Requirements:
Collect from the data below each line with "payement".

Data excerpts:
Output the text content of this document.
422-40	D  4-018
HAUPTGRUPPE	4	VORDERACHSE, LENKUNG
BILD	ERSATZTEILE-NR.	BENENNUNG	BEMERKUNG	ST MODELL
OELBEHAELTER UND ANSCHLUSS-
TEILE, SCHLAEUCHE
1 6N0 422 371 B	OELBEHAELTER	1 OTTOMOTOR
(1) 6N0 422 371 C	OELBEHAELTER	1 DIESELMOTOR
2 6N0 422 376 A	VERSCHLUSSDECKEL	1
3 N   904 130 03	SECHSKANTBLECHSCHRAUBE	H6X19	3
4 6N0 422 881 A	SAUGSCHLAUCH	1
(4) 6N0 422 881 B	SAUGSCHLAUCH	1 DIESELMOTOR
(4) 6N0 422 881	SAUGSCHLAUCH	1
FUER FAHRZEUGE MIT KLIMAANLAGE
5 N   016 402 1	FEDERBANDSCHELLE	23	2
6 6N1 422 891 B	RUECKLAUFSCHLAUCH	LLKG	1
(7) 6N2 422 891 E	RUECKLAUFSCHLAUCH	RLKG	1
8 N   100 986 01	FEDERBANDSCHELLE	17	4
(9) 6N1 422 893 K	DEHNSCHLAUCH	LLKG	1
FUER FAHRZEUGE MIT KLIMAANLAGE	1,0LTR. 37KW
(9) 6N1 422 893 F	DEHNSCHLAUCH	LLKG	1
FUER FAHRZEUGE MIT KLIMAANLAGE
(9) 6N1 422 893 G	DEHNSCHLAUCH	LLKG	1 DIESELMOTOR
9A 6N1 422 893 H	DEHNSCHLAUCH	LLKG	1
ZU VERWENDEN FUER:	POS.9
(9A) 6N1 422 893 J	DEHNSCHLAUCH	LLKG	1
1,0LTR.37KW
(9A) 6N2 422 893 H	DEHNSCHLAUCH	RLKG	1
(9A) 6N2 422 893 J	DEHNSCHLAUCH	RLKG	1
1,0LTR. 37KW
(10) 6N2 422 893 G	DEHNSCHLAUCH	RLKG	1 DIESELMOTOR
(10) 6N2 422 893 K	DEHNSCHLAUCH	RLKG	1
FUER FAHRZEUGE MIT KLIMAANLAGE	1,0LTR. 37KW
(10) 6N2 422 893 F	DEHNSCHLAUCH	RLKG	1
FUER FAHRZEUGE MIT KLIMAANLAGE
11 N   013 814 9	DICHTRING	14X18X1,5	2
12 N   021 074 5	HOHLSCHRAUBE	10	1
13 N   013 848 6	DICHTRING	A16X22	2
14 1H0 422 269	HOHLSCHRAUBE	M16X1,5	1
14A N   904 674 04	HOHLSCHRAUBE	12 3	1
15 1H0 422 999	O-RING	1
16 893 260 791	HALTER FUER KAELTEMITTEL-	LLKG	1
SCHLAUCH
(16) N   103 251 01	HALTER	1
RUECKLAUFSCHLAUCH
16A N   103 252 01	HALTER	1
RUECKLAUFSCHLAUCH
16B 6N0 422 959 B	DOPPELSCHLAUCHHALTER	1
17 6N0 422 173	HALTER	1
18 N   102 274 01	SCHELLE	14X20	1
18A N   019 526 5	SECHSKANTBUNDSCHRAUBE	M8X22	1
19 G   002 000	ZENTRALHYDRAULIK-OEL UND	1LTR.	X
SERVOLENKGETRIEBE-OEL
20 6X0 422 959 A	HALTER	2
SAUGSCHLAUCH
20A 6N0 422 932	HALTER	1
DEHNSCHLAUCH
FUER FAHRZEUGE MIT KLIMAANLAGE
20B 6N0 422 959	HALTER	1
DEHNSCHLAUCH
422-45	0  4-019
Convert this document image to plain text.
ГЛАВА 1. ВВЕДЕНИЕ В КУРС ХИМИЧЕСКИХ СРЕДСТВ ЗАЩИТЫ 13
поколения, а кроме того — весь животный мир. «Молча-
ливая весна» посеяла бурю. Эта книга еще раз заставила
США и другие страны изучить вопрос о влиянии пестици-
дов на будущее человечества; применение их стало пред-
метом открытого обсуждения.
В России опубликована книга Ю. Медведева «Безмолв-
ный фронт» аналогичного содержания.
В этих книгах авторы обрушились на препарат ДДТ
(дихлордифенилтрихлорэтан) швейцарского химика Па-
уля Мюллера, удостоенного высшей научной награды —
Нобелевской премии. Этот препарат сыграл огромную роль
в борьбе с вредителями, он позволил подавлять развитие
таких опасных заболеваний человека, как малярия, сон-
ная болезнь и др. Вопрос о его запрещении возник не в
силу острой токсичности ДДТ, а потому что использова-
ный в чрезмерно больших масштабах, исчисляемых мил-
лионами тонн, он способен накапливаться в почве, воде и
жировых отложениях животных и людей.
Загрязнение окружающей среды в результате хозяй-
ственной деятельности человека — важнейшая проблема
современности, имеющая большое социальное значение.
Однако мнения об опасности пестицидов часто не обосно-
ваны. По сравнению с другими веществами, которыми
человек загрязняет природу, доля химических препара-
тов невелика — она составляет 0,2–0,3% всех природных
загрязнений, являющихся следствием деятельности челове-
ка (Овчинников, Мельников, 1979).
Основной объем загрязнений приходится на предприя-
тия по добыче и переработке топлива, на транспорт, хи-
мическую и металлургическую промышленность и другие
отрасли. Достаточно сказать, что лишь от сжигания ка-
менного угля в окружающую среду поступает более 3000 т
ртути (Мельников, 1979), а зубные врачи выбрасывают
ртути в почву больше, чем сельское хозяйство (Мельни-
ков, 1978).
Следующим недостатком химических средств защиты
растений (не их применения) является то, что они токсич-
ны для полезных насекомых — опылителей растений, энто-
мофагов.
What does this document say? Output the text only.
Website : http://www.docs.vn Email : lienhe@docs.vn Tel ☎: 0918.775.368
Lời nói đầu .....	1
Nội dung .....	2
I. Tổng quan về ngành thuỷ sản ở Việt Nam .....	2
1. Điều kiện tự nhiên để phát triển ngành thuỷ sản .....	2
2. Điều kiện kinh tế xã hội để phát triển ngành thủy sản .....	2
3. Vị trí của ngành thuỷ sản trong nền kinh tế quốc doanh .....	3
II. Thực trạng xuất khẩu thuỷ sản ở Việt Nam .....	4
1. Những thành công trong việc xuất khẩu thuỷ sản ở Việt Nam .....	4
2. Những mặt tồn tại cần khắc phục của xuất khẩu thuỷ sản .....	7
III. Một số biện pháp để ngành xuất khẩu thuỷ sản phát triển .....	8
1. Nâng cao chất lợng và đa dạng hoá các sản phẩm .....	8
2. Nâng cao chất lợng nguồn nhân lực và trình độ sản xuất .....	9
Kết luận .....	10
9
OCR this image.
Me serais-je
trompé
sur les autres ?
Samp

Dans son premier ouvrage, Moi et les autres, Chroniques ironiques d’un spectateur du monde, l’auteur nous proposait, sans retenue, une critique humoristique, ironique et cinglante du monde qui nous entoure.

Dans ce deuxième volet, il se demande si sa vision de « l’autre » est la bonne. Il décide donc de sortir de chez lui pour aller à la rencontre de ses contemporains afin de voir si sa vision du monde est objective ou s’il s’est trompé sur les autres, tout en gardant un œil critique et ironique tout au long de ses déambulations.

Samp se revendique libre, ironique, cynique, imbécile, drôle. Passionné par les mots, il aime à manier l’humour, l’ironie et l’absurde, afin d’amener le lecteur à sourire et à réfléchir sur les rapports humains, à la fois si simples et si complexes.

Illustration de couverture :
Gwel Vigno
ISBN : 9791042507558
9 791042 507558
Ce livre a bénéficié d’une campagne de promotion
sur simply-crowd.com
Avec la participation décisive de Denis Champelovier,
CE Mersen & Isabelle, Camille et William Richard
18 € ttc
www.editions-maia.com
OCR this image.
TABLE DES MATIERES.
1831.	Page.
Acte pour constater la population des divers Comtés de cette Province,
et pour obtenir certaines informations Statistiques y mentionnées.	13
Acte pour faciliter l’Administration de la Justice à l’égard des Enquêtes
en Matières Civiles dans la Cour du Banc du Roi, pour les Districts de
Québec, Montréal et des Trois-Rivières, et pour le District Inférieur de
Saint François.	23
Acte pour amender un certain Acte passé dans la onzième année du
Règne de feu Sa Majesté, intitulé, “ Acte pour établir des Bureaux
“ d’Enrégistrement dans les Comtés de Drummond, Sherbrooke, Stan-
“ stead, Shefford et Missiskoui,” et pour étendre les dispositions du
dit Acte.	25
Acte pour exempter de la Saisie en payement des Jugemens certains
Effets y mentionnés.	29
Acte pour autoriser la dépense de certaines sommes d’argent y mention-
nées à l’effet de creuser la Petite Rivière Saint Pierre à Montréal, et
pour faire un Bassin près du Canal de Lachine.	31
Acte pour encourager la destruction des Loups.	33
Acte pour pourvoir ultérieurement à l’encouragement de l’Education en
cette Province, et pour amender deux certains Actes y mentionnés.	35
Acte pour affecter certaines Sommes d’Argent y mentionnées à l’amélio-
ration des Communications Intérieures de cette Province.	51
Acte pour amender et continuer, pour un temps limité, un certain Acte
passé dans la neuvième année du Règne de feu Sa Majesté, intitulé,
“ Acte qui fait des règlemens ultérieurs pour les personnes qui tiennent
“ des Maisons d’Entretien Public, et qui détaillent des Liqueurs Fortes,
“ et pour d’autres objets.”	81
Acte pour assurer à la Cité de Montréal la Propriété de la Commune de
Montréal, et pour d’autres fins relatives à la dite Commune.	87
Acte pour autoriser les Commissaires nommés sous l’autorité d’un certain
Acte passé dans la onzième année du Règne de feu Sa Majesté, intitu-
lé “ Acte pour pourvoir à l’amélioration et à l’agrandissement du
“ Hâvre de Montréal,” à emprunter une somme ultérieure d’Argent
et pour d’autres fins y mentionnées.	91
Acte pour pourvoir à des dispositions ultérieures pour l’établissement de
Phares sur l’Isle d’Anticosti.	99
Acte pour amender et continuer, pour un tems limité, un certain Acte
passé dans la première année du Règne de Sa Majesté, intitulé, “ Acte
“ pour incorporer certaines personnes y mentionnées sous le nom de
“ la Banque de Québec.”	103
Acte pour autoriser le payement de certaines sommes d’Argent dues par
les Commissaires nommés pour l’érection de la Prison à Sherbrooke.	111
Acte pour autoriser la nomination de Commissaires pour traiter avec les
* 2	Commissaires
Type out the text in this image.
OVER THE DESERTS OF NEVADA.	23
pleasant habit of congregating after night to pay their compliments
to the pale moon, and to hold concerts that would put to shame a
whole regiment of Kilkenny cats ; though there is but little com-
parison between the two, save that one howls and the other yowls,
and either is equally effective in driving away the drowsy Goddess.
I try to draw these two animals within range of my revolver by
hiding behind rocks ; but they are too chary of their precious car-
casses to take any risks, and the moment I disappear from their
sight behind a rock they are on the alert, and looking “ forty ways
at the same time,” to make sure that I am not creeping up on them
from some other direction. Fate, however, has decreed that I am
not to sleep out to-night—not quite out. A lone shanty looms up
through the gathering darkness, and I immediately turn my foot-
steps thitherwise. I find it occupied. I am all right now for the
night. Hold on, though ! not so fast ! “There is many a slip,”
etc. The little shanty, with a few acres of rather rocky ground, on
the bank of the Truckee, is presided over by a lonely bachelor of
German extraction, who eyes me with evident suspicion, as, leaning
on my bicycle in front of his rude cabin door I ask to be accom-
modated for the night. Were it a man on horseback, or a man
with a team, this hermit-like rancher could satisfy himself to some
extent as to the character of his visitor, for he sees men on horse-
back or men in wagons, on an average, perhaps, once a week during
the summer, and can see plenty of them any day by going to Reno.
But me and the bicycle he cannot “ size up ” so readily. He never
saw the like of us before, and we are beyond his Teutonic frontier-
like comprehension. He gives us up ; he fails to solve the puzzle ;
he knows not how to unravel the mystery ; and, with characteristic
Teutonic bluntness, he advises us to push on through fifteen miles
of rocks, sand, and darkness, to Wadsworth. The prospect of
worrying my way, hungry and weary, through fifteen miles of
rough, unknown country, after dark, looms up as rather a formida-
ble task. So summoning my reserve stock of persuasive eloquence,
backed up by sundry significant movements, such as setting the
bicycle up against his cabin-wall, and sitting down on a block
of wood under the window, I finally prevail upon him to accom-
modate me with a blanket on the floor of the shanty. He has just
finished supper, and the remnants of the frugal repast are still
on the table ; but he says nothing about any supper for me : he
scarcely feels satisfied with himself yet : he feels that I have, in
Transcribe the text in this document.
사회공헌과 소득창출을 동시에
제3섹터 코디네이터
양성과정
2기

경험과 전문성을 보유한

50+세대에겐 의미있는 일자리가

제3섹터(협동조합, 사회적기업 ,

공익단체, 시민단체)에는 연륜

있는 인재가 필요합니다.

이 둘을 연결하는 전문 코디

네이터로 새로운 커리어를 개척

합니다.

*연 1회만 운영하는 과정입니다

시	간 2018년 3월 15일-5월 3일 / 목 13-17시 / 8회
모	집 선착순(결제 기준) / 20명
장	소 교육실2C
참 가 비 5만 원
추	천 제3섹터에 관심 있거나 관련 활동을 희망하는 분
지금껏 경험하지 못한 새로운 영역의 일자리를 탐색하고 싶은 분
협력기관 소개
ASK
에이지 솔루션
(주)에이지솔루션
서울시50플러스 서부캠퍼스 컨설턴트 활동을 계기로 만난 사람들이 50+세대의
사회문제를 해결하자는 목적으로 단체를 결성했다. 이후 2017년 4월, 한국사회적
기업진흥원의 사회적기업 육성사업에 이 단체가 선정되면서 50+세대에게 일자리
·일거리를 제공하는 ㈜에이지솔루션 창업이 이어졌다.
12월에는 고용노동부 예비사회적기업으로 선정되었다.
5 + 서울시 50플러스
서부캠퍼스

Solution for this problem:
Acte pour exempter de la Saisie en payement des Jugemens certains
Acte pour autoriser le payement de certaines sommes d’Argent dues par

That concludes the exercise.